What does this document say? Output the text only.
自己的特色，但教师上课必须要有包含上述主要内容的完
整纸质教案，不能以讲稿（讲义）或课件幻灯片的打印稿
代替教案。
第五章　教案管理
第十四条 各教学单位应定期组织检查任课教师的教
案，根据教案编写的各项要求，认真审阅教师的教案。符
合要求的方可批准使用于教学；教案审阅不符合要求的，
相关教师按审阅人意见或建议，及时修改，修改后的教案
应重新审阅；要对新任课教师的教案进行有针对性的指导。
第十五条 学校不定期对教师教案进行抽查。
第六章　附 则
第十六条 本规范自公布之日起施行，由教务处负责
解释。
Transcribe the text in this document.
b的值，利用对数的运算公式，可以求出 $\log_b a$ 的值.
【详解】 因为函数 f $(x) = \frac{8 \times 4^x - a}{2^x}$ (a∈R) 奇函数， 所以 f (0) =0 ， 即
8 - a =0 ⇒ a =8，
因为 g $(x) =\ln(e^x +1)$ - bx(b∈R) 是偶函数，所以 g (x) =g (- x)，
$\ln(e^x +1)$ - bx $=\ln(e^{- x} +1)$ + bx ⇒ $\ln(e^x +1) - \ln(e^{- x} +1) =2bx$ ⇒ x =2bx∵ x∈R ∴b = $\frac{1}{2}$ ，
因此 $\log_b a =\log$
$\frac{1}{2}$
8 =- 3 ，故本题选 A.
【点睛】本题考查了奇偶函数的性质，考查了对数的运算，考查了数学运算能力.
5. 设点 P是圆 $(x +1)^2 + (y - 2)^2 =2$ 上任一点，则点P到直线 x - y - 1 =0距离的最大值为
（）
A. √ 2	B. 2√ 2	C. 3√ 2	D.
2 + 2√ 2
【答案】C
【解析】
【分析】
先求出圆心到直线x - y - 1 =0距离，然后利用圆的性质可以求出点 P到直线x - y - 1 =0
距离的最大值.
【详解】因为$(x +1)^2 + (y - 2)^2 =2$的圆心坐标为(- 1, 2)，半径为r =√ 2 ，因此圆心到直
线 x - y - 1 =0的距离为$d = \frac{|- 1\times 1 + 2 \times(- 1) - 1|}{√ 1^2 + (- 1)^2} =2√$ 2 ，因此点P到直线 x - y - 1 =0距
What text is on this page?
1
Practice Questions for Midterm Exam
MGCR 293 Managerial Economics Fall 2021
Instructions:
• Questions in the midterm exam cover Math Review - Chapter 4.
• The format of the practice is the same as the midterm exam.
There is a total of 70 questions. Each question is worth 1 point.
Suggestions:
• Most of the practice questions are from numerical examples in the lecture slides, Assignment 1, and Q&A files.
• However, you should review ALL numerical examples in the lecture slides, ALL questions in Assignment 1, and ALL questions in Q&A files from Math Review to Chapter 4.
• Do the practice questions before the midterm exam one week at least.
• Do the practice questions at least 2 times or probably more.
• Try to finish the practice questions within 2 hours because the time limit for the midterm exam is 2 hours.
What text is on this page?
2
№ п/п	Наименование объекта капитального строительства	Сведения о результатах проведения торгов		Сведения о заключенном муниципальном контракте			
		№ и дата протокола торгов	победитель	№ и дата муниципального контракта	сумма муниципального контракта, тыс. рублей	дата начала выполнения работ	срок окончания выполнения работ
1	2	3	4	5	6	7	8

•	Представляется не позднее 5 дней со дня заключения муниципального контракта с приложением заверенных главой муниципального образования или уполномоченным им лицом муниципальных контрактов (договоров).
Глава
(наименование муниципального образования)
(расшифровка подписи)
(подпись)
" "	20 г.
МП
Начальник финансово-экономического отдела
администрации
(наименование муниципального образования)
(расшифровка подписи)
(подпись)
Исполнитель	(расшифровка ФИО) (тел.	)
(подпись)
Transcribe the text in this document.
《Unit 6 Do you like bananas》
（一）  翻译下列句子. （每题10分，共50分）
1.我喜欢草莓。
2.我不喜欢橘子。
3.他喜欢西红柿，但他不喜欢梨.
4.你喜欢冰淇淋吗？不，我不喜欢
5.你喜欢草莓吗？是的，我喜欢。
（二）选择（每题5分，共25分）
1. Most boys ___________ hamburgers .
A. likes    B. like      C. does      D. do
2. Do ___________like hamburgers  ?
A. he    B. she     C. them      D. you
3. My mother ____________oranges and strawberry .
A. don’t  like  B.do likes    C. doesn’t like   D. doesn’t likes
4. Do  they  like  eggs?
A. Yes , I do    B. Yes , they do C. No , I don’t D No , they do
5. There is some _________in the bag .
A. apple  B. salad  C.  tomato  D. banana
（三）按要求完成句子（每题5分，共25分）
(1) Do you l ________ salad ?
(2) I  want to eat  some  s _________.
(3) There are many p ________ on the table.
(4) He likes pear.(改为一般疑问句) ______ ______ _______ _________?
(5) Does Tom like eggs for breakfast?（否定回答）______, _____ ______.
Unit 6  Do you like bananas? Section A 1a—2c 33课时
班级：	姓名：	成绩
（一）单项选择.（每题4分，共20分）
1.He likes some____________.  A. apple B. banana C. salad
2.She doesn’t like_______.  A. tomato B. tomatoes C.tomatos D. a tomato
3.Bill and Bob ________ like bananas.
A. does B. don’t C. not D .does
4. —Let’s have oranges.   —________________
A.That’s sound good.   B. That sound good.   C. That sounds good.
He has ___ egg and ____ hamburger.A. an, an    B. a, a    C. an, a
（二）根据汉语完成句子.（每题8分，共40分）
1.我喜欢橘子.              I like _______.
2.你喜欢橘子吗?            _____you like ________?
***
-- Description of the task --
Reproduce the records above exactly.

-- Exercise output --
What does this document say? Output the text only.
自己的特色，但教师上课必须要有包含上述主要内容的完
整纸质教案，不能以讲稿（讲义）或课件幻灯片的打印稿
代替教案。
第五章　教案管理
第十四条 各教学单位应定期组织检查任课教师的教
案，根据教案编写的各项要求，认真审阅教师的教案。符
合要求的方可批准使用于教学；教案审阅不符合要求的，
相关教师按审阅人意见或建议，及时修改，修改后的教案
应重新审阅；要对新任课教师的教案进行有针对性的指导。
第十五条 学校不定期对教师教案进行抽查。
第六章　附 则
第十六条 本规范自公布之日起施行，由教务处负责
解释。
Transcribe the text in this document.
b的值，利用对数的运算公式，可以求出 $\log_b a$ 的值.
【详解】 因为函数 f $(x) = \frac{8 \times 4^x - a}{2^x}$ (a∈R) 奇函数， 所以 f (0) =0 ， 即
8 - a =0 ⇒ a =8，
因为 g $(x) =\ln(e^x +1)$ - bx(b∈R) 是偶函数，所以 g (x) =g (- x)，
$\ln(e^x +1)$ - bx $=\ln(e^{- x} +1)$ + bx ⇒ $\ln(e^x +1) - \ln(e^{- x} +1) =2bx$ ⇒ x =2bx∵ x∈R ∴b = $\frac{1}{2}$ ，
因此 $\log_b a =\log$
$\frac{1}{2}$
8 =- 3 ，故本题选 A.
【点睛】本题考查了奇偶函数的性质，考查了对数的运算，考查了数学运算能力.
5. 设点 P是圆 $(x +1)^2 + (y - 2)^2 =2$ 上任一点，则点P到直线 x - y - 1 =0距离的最大值为
（）
A. √ 2	B. 2√ 2	C. 3√ 2	D.
2 + 2√ 2
【答案】C
【解析】
【分析】
先求出圆心到直线x - y - 1 =0距离，然后利用圆的性质可以求出点 P到直线x - y - 1 =0
距离的最大值.
【详解】因为$(x +1)^2 + (y - 2)^2 =2$的圆心坐标为(- 1, 2)，半径为r =√ 2 ，因此圆心到直
线 x - y - 1 =0的距离为$d = \frac{|- 1\times 1 + 2 \times(- 1) - 1|}{√ 1^2 + (- 1)^2} =2√$ 2 ，因此点P到直线 x - y - 1 =0距
What text is on this page?
1
Practice Questions for Midterm Exam
MGCR 293 Managerial Economics Fall 2021
Instructions:
• Questions in the midterm exam cover Math Review - Chapter 4.
• The format of the practice is the same as the midterm exam.
There is a total of 70 questions. Each question is worth 1 point.
Suggestions:
• Most of the practice questions are from numerical examples in the lecture slides, Assignment 1, and Q&A files.
• However, you should review ALL numerical examples in the lecture slides, ALL questions in Assignment 1, and ALL questions in Q&A files from Math Review to Chapter 4.
• Do the practice questions before the midterm exam one week at least.
• Do the practice questions at least 2 times or probably more.
• Try to finish the practice questions within 2 hours because the time limit for the midterm exam is 2 hours.
What text is on this page?
2
№ п/п	Наименование объекта капитального строительства	Сведения о результатах проведения торгов		Сведения о заключенном муниципальном контракте			
		№ и дата протокола торгов	победитель	№ и дата муниципального контракта	сумма муниципального контракта, тыс. рублей	дата начала выполнения работ	срок окончания выполнения работ
1	2	3	4	5	6	7	8

•	Представляется не позднее 5 дней со дня заключения муниципального контракта с приложением заверенных главой муниципального образования или уполномоченным им лицом муниципальных контрактов (договоров).
Глава
(наименование муниципального образования)
(расшифровка подписи)
(подпись)
" "	20 г.
МП
Начальник финансово-экономического отдела
администрации
(наименование муниципального образования)
(расшифровка подписи)
(подпись)
Исполнитель	(расшифровка ФИО) (тел.	)
(подпись)
Transcribe the text in this document.
《Unit 6 Do you like bananas》
（一）  翻译下列句子. （每题10分，共50分）
1.我喜欢草莓。
2.我不喜欢橘子。
3.他喜欢西红柿，但他不喜欢梨.
4.你喜欢冰淇淋吗？不，我不喜欢
5.你喜欢草莓吗？是的，我喜欢。
（二）选择（每题5分，共25分）
1. Most boys ___________ hamburgers .
A. likes    B. like      C. does      D. do
2. Do ___________like hamburgers  ?
A. he    B. she     C. them      D. you
3. My mother ____________oranges and strawberry .
A. don’t  like  B.do likes    C. doesn’t like   D. doesn’t likes
4. Do  they  like  eggs?
A. Yes , I do    B. Yes , they do C. No , I don’t D No , they do
5. There is some _________in the bag .
A. apple  B. salad  C.  tomato  D. banana
（三）按要求完成句子（每题5分，共25分）
(1) Do you l ________ salad ?
(2) I  want to eat  some  s _________.
(3) There are many p ________ on the table.
(4) He likes pear.(改为一般疑问句) ______ ______ _______ _________?
(5) Does Tom like eggs for breakfast?（否定回答）______, _____ ______.
Unit 6  Do you like bananas? Section A 1a—2c 33课时
班级：	姓名：	成绩
（一）单项选择.（每题4分，共20分）
1.He likes some____________.  A. apple B. banana C. salad
2.She doesn’t like_______.  A. tomato B. tomatoes C.tomatos D. a tomato
3.Bill and Bob ________ like bananas.
A. does B. don’t C. not D .does
4. —Let’s have oranges.   —________________
A.That’s sound good.   B. That sound good.   C. That sounds good.
He has ___ egg and ____ hamburger.A. an, an    B. a, a    C. an, a
（二）根据汉语完成句子.（每题8分，共40分）
1.我喜欢橘子.              I like _______.
2.你喜欢橘子吗?            _____you like ________?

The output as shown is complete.